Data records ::
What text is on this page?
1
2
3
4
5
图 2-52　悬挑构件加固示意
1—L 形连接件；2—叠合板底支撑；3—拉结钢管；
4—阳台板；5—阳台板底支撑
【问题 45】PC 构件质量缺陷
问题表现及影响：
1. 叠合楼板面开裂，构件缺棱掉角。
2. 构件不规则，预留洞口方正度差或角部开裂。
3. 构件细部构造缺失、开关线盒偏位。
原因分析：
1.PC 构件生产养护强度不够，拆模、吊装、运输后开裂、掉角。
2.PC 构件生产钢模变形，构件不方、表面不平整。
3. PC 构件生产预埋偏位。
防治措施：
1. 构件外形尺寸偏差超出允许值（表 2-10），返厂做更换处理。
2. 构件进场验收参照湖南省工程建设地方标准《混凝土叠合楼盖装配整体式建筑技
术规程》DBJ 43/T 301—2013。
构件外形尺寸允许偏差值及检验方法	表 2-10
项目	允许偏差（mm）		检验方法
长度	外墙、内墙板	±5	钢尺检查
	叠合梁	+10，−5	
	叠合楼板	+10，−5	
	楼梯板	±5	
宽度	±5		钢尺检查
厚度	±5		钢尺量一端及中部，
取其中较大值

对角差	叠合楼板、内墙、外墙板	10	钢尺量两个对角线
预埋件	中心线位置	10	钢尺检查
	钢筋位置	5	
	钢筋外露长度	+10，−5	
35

EXERCISE PROMPT ::
Copy out the whole listing exactly; please set it all down.

REPLY TO THE TASK ::
What text is on this page?
1
2
3
4
5
图 2-52　悬挑构件加固示意
1—L 形连接件；2—叠合板底支撑；3—拉结钢管；
4—阳台板；5—阳台板底支撑
【问题 45】PC 构件质量缺陷
问题表现及影响：
1. 叠合楼板面开裂，构件缺棱掉角。
2. 构件不规则，预留洞口方正度差或角部开裂。
3. 构件细部构造缺失、开关线盒偏位。
原因分析：
1.PC 构件生产养护强度不够，拆模、吊装、运输后开裂、掉角。
2.PC 构件生产钢模变形，构件不方、表面不平整。
3. PC 构件生产预埋偏位。
防治措施：
1. 构件外形尺寸偏差超出允许值（表 2-10），返厂做更换处理。
2. 构件进场验收参照湖南省工程建设地方标准《混凝土叠合楼盖装配整体式建筑技
术规程》DBJ 43/T 301—2013。
构件外形尺寸允许偏差值及检验方法	表 2-10
项目	允许偏差（mm）		检验方法
长度	外墙、内墙板	±5	钢尺检查
	叠合梁	+10，−5	
	叠合楼板	+10，−5	
	楼梯板	±5	
宽度	±5		钢尺检查
厚度	±5		钢尺量一端及中部，
取其中较大值

对角差	叠合楼板、内墙、外墙板	10	钢尺量两个对角线
预埋件	中心线位置	10	钢尺检查
	钢筋位置	5	
	钢筋外露长度	+10，−5	
35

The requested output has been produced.